List of tasks –
a - Please print the passage of the care home inspection report below that lies between "During a routine" and "service is run.", inclusive, with no changes.
b - In one to three sentences, explain why the care home inspection report below says people were protected from the risk of abuse.

There were infection control systems in place to reduce the risk of cross contamination. The environment was well maintained and suitable for the people using the service.

There were gaps in staff training records and the new manager had identified gaps in staff supervision. They had developed a plan to improve this.

People had access to health professionals when needed. Staff worked with other professionals involved in people’s care. People’s nutritional needs were assessed. However, the records in place to monitor how much people had to eat and drink were not complete and used effectively.

People’s records relating to if they had capacity to make their own decisions were confusing and did not clearly identify that people were supported to have maximum choice and control of their lives and staff supported them in the least restrictive way possible.

People’s privacy and dignity was not always respected. People shared mainly positive relationships with staff.

People were listened to in relation to their choices, however, there was not evidence to show that they had been involved with their care planning.

Improvements were needed in how people’s care was assessed, planned for and met. People’s comments varied about if they had access to social activities to reduce the risks of isolation and boredom.

People’s choices were documented about how they wanted to be cared for at the end of their life.

There was a complaints procedure in place and people’s complaints were addressed.

26 March 2015

During a routine inspection

Foxearth Lodge nursing Home is registered to care for up to 67 elderly frail people, some of whom may be living with Dementia. There were 55 people living in the service when we inspected on 26 March 2015.

There was a registered manager in post. A registered manager is a person who has registered with the Care Quality Commission to manage the service. Like registered providers, they are ‘registered persons’. Registered persons have legal responsibility for meeting the requirements in the Health and Social Care Act 2008 and associated Regulations about how the service is run.

People received care that was personalised to them and met their needs and wishes. The atmosphere in the service was friendly and welcoming.

Appropriate recruitment checks on staff were carried out and sufficient numbers employed. Staff had the knowledge and skills to meet people’s needs. People were safe and treated with kindness by the staff. Staff respected people’s privacy and dignity and interacted with people in a caring and compassionate manner.

Staff listened to people and acted on what they said. Staff knew how to recognise and respond to abuse correctly. People were protected from the risk of abuse because the provider had taken reasonable steps to identify the possibility of abuse and prevent abuse from happening.

Staff understood how to minimise risks and provide people with safe care. Care and support was individual and based on the assessed needs of each person. Appropriate arrangements were in place to provide people with their medicines safely.

Staff were well trained and supported through regular supervision and appraisal.

People were encouraged to attend appointments with other healthcare professionals to maintain their health and well-being.

People were encouraged to pursue their hobbies and interests and participated in a variety of personalised meaningful activities.

People voiced their opinions and had their care needs provided for in the way they wanted. Where they lacked capacity, appropriate actions had been taken to ensure decisions were made in the person’s best interests. People knew how to make a complaint and any concerns were acted on promptly and appropriately.

People were provided with a variety of meals and supported to eat and drink sufficiently. People enjoyed the food and were encouraged to be as independent as possible but where additional support was needed this was provided in a caring, respectful manner.

There was an open and transparent culture in the service. Staff were aware of the values of the service and understood their roles and responsibilities. The manager and provider planned, assessed and monitored the quality of care consistently. Systems were in place that encouraged feedback from people who used the service, relatives, and visiting professionals and this was used to make continual improvements to the service.

[Dataset records]

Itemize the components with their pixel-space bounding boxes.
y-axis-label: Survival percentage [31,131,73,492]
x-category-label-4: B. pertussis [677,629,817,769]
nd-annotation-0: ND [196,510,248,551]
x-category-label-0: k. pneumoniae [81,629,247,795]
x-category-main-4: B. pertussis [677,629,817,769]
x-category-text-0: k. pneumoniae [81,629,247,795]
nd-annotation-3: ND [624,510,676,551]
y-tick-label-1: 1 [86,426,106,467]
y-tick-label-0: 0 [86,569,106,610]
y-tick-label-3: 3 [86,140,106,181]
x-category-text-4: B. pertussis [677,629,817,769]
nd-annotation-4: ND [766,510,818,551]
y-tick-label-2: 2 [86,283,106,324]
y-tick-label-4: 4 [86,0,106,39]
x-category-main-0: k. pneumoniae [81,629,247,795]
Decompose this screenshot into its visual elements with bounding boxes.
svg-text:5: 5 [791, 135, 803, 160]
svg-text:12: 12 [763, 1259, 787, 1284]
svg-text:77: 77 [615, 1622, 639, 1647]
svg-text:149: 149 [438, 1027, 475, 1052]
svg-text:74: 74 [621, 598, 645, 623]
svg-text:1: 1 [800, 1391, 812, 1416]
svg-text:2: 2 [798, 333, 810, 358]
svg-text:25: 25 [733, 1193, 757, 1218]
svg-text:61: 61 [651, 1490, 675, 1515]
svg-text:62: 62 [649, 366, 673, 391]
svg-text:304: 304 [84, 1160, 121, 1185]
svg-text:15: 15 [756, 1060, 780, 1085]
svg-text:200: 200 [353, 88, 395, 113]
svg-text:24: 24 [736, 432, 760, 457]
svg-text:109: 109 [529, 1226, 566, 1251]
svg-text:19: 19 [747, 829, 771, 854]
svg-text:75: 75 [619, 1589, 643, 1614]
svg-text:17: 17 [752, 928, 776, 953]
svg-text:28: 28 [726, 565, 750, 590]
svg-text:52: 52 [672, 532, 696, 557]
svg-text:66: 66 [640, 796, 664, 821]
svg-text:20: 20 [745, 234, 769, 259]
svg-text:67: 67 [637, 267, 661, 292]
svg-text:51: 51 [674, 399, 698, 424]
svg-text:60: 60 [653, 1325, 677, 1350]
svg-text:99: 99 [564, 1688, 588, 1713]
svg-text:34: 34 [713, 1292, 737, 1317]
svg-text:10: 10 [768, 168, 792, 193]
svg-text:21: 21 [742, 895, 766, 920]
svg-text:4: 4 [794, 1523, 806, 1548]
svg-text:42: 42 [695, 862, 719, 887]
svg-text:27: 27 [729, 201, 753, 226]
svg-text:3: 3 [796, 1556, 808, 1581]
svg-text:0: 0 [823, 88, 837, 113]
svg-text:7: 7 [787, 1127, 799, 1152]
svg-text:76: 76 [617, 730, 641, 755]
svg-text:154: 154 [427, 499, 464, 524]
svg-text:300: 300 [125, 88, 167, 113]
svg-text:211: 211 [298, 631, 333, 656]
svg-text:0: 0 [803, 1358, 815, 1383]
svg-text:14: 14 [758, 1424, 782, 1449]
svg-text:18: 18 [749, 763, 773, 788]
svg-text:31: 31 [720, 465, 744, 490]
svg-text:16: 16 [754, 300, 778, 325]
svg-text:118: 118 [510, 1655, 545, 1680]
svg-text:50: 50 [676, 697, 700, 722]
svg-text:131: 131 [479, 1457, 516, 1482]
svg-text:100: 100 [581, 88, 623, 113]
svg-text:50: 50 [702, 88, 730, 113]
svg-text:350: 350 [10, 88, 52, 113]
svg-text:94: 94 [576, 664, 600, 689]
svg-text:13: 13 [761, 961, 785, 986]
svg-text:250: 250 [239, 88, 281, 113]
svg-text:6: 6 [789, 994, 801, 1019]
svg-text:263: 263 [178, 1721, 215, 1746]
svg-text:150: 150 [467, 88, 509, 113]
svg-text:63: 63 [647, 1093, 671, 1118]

Solutions by task –
a -
During a routine inspection

Foxearth Lodge nursing Home is registered to care for up to 67 elderly frail people, some of whom may be living with Dementia. There were 55 people living in the service when we inspected on 26 March 2015.

There was a registered manager in post. A registered manager is a person who has registered with the Care Quality Commission to manage the service. Like registered providers, they are ‘registered persons’. Registered persons have legal responsibility for meeting the requirements in the Health and Social Care Act 2008 and associated Regulations about how the service is run.

b - People were protected from the risk of abuse because the provider had taken reasonable steps to identify the possibility of abuse and to prevent abuse from happening.